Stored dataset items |
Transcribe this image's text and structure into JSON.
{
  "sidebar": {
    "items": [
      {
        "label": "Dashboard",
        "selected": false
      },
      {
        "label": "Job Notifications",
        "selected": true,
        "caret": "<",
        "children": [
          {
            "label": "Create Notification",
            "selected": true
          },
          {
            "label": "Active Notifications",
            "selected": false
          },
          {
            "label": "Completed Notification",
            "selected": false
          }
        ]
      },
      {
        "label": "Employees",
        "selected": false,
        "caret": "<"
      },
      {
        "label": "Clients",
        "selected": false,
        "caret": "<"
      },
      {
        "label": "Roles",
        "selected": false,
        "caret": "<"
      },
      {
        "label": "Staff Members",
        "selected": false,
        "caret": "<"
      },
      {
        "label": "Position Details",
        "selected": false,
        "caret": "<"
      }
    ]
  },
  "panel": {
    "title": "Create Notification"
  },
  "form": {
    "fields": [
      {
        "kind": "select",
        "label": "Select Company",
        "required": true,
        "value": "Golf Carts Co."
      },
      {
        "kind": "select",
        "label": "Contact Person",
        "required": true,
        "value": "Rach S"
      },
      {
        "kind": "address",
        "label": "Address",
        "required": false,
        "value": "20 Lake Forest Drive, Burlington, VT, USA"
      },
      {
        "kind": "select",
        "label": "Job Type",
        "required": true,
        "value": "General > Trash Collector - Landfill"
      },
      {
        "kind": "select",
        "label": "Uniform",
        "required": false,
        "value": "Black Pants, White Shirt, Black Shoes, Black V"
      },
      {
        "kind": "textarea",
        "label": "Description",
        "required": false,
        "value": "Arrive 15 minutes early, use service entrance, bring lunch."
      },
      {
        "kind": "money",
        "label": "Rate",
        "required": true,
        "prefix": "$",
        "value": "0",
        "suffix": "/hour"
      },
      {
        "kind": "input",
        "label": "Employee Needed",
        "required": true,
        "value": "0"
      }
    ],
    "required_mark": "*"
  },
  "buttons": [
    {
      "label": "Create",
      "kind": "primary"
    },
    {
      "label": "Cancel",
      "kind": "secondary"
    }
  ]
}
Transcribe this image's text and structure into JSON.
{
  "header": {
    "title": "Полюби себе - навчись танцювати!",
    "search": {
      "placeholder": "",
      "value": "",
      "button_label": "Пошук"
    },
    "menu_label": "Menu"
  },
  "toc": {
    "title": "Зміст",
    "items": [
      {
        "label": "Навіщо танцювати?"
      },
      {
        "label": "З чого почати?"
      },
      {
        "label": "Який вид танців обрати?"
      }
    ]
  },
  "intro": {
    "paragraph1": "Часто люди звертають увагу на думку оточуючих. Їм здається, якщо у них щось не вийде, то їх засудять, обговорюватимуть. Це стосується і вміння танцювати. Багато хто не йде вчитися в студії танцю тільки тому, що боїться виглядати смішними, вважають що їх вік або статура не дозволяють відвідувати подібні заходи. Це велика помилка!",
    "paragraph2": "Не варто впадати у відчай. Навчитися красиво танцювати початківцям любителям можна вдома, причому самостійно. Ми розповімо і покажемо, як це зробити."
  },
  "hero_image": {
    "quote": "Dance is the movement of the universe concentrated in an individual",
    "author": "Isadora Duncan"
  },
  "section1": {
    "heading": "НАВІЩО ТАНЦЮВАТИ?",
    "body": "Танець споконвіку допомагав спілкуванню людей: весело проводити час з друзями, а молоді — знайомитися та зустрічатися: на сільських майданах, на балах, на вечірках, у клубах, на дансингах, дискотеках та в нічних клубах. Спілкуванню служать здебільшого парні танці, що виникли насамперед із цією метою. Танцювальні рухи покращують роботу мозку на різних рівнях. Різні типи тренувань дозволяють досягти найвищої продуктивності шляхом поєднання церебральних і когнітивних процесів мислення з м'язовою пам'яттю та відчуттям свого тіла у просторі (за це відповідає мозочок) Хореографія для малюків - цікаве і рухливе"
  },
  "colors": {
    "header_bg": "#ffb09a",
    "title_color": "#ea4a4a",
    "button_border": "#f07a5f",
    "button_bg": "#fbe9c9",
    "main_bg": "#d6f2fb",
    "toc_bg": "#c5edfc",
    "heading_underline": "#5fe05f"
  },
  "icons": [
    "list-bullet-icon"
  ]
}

Goal | The records above are to be repeated exactly, in their entirety.

Worked solution |
Transcribe this image's text and structure into JSON.
{
  "sidebar": {
    "items": [
      {
        "label": "Dashboard",
        "selected": false
      },
      {
        "label": "Job Notifications",
        "selected": true,
        "caret": "<",
        "children": [
          {
            "label": "Create Notification",
            "selected": true
          },
          {
            "label": "Active Notifications",
            "selected": false
          },
          {
            "label": "Completed Notification",
            "selected": false
          }
        ]
      },
      {
        "label": "Employees",
        "selected": false,
        "caret": "<"
      },
      {
        "label": "Clients",
        "selected": false,
        "caret": "<"
      },
      {
        "label": "Roles",
        "selected": false,
        "caret": "<"
      },
      {
        "label": "Staff Members",
        "selected": false,
        "caret": "<"
      },
      {
        "label": "Position Details",
        "selected": false,
        "caret": "<"
      }
    ]
  },
  "panel": {
    "title": "Create Notification"
  },
  "form": {
    "fields": [
      {
        "kind": "select",
        "label": "Select Company",
        "required": true,
        "value": "Golf Carts Co."
      },
      {
        "kind": "select",
        "label": "Contact Person",
        "required": true,
        "value": "Rach S"
      },
      {
        "kind": "address",
        "label": "Address",
        "required": false,
        "value": "20 Lake Forest Drive, Burlington, VT, USA"
      },
      {
        "kind": "select",
        "label": "Job Type",
        "required": true,
        "value": "General > Trash Collector - Landfill"
      },
      {
        "kind": "select",
        "label": "Uniform",
        "required": false,
        "value": "Black Pants, White Shirt, Black Shoes, Black V"
      },
      {
        "kind": "textarea",
        "label": "Description",
        "required": false,
        "value": "Arrive 15 minutes early, use service entrance, bring lunch."
      },
      {
        "kind": "money",
        "label": "Rate",
        "required": true,
        "prefix": "$",
        "value": "0",
        "suffix": "/hour"
      },
      {
        "kind": "input",
        "label": "Employee Needed",
        "required": true,
        "value": "0"
      }
    ],
    "required_mark": "*"
  },
  "buttons": [
    {
      "label": "Create",
      "kind": "primary"
    },
    {
      "label": "Cancel",
      "kind": "secondary"
    }
  ]
}
Transcribe this image's text and structure into JSON.
{
  "header": {
    "title": "Полюби себе - навчись танцювати!",
    "search": {
      "placeholder": "",
      "value": "",
      "button_label": "Пошук"
    },
    "menu_label": "Menu"
  },
  "toc": {
    "title": "Зміст",
    "items": [
      {
        "label": "Навіщо танцювати?"
      },
      {
        "label": "З чого почати?"
      },
      {
        "label": "Який вид танців обрати?"
      }
    ]
  },
  "intro": {
    "paragraph1": "Часто люди звертають увагу на думку оточуючих. Їм здається, якщо у них щось не вийде, то їх засудять, обговорюватимуть. Це стосується і вміння танцювати. Багато хто не йде вчитися в студії танцю тільки тому, що боїться виглядати смішними, вважають що їх вік або статура не дозволяють відвідувати подібні заходи. Це велика помилка!",
    "paragraph2": "Не варто впадати у відчай. Навчитися красиво танцювати початківцям любителям можна вдома, причому самостійно. Ми розповімо і покажемо, як це зробити."
  },
  "hero_image": {
    "quote": "Dance is the movement of the universe concentrated in an individual",
    "author": "Isadora Duncan"
  },
  "section1": {
    "heading": "НАВІЩО ТАНЦЮВАТИ?",
    "body": "Танець споконвіку допомагав спілкуванню людей: весело проводити час з друзями, а молоді — знайомитися та зустрічатися: на сільських майданах, на балах, на вечірках, у клубах, на дансингах, дискотеках та в нічних клубах. Спілкуванню служать здебільшого парні танці, що виникли насамперед із цією метою. Танцювальні рухи покращують роботу мозку на різних рівнях. Різні типи тренувань дозволяють досягти найвищої продуктивності шляхом поєднання церебральних і когнітивних процесів мислення з м'язовою пам'яттю та відчуттям свого тіла у просторі (за це відповідає мозочок) Хореографія для малюків - цікаве і рухливе"
  },
  "colors": {
    "header_bg": "#ffb09a",
    "title_color": "#ea4a4a",
    "button_border": "#f07a5f",
    "button_bg": "#fbe9c9",
    "main_bg": "#d6f2fb",
    "toc_bg": "#c5edfc",
    "heading_underline": "#5fe05f"
  },
  "icons": [
    "list-bullet-icon"
  ]
}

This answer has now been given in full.